Bug 2072780

Summary: OVN kube-master does not clear NetworkUnavailableCondition on GCP BYOH Windows node
Product: OpenShift Container Platform Reporter: Aravindh Puthiyaparambil <aravindh>
Component: NetworkingAssignee: Jacob Tanenbaum <jtanenba>
Networking sub component: ovn-kubernetes QA Contact: Ronnie Rasouli <rrasouli>
Status: CLOSED ERRATA Docs Contact:
Severity: medium    
Priority: medium CC: anbhat, arnaik, jfrancoa, jtanenba, mapandey, rteague
Version: 4.10   
Target Milestone: ---   
Target Release: 4.11.0   
Hardware: x86_64   
OS: Windows   
Whiteboard:
Fixed In Version: Doc Type: If docs needed, set a value
Doc Text:
Story Points: ---
Clone Of:
: 2079546 (view as bug list) Environment:
Last Closed: 2022-08-10 11:04:00 UTC Type: Bug
Regression: --- Mount Type: ---
Documentation: --- CRM:
Verified Versions: Category: ---
oVirt Team: --- RHEL 7.3 requirements from Atomic Host:
Cloudforms Team: --- Target Upstream Version:
Embargoed:
Bug Depends On:    
Bug Blocks: 2079546    

Description Aravindh Puthiyaparambil 2022-04-06 23:41:00 UTC
Created attachment 1871171 [details]
must-gather

Description of problem:
OVN kube-master controller does not clear the NetworkUnavailableCondition on GCP BYOH Windows node

Version-Release number of selected component (if applicable):
OCP 4.10.6 on GCP
WMCO 5.0.0

How reproducible: Always

Steps to Reproduce:
1. Install the Windows Machine Config Operator [1]
2. Configure a secret for WMCO [2]
3. Bring up a Windows VM in GCP using the following command:
INFRA_ID=$(oc get -o jsonpath='{.status.infrastructureName}{"\n"}' infrastructure cluster)

◆ WRITTEN EXERCISE ◆
Put this sentence from the bug report above into Spanish: "OVN kube-master controller does not clear the NetworkUnavailableCondition on GCP BYOH Windows node"

◆ Layout element entries ◆
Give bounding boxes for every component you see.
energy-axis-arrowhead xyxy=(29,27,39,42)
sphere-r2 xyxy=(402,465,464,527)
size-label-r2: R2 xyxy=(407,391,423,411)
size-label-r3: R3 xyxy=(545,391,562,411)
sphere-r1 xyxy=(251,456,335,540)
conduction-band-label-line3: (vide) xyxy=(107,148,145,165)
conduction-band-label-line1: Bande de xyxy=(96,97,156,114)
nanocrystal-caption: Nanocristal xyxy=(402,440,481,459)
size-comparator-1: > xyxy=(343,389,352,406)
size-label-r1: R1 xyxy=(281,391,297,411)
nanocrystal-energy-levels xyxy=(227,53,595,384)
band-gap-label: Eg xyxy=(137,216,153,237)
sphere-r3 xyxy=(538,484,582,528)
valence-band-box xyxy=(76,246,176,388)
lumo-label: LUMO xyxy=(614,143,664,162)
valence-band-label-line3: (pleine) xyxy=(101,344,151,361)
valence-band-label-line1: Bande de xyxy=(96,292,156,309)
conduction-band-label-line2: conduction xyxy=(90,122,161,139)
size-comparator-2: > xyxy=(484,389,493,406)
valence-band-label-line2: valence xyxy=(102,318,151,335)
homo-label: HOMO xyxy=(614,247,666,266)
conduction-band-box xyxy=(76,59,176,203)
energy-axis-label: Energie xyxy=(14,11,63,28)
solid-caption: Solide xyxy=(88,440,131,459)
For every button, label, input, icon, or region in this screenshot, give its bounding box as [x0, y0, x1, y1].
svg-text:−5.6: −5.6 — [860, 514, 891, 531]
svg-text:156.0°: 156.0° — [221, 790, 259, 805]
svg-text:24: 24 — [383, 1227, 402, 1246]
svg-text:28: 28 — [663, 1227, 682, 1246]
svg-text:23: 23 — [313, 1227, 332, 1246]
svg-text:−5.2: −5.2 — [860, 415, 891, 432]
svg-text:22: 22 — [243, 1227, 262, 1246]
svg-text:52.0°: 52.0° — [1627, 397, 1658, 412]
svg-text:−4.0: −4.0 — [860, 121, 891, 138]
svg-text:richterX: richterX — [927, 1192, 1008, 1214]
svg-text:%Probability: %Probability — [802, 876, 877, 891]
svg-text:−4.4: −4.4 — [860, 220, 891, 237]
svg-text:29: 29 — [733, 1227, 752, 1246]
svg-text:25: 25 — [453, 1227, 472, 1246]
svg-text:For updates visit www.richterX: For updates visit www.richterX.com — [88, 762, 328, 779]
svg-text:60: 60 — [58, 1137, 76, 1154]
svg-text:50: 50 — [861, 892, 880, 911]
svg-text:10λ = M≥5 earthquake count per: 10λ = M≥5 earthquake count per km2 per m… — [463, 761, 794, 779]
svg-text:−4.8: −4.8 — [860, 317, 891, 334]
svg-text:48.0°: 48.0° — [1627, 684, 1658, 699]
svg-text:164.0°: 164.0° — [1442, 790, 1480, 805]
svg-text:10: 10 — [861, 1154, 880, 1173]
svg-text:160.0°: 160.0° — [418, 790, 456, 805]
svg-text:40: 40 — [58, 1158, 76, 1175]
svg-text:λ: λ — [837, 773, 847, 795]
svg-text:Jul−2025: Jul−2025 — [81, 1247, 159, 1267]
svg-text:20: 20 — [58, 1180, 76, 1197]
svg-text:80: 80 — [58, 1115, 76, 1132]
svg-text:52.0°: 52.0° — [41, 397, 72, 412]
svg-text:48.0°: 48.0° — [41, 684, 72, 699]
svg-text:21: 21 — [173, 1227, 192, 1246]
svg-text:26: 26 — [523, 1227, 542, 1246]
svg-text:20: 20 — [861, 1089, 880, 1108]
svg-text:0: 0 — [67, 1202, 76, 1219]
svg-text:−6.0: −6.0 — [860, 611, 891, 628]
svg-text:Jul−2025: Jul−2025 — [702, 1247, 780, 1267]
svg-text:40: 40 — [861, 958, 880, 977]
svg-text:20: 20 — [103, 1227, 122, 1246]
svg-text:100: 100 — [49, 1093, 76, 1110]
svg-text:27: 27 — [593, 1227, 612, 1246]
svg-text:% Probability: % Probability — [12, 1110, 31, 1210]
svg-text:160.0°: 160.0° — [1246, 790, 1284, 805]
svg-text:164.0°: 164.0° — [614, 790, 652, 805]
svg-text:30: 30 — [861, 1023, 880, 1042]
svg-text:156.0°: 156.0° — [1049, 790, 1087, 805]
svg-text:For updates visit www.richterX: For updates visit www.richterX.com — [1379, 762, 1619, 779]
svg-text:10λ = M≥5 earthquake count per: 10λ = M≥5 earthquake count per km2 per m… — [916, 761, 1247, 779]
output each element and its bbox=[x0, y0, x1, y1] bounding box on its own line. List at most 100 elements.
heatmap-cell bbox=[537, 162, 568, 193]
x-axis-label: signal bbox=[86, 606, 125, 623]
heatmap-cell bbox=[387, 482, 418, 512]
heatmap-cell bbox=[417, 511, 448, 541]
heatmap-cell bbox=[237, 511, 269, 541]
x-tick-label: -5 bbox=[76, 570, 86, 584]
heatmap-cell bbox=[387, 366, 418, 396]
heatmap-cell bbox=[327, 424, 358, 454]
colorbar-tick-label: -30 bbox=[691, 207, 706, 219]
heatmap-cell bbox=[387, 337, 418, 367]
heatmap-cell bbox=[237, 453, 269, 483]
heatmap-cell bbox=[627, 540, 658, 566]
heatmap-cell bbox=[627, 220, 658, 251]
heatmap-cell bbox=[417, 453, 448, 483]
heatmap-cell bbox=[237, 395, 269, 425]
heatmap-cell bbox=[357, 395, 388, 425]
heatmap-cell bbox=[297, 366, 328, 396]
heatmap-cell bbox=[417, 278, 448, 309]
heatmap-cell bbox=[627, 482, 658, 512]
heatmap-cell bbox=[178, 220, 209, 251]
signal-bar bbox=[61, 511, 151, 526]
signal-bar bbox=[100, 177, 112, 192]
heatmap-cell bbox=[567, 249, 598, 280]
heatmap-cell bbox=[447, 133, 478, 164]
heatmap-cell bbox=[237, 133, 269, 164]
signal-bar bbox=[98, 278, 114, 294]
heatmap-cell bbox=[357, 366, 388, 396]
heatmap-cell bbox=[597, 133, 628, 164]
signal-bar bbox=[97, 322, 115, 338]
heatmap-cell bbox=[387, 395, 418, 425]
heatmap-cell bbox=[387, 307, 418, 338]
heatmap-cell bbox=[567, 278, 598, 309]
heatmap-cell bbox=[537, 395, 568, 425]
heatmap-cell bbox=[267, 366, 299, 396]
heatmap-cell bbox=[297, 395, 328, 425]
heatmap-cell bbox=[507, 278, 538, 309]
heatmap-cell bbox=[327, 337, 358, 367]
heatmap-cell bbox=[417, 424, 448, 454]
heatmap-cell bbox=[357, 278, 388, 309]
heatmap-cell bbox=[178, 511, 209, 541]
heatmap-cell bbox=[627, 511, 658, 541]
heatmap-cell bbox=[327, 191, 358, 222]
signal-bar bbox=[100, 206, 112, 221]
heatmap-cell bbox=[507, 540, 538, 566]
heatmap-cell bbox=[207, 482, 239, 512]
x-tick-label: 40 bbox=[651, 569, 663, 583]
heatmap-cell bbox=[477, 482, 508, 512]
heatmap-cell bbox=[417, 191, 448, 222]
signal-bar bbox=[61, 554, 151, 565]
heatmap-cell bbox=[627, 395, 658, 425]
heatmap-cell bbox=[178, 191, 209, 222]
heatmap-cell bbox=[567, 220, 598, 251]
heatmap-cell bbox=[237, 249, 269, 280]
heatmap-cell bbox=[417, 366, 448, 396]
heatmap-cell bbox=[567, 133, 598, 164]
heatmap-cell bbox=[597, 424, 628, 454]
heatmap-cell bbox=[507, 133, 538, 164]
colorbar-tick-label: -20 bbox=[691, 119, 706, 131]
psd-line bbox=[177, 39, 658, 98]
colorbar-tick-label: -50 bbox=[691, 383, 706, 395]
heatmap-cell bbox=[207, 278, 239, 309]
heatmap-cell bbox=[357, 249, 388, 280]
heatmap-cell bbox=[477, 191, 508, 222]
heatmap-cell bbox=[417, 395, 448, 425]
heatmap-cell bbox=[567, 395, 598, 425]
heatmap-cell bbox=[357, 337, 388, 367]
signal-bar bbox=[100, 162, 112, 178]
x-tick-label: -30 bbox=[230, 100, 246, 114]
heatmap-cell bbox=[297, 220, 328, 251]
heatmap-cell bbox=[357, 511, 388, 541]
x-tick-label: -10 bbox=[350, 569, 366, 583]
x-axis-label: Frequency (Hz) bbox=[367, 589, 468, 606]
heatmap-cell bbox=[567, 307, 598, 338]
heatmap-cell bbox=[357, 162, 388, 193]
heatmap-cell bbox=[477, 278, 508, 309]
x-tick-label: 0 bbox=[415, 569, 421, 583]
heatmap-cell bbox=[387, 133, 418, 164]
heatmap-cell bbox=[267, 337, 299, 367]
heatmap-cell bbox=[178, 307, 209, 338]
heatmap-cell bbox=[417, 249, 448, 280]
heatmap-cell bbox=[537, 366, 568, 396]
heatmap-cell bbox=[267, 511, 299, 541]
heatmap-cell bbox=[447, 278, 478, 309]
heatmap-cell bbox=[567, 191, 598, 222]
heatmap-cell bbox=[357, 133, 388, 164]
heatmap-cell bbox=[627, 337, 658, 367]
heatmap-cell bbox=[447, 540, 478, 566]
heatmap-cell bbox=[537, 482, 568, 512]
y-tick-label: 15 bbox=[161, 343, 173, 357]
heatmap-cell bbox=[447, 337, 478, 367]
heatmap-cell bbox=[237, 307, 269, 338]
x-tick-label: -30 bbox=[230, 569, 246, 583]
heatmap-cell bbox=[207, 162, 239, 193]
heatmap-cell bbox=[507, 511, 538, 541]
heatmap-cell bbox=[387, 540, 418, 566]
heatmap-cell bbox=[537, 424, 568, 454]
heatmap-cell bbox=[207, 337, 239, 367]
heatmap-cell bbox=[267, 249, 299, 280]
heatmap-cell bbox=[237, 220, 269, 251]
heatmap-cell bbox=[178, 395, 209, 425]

◆ WORKED ANSWER ◆
El controlador kube-master de OVN no borra la NetworkUnavailableCondition en el nodo Windows BYOH de GCP.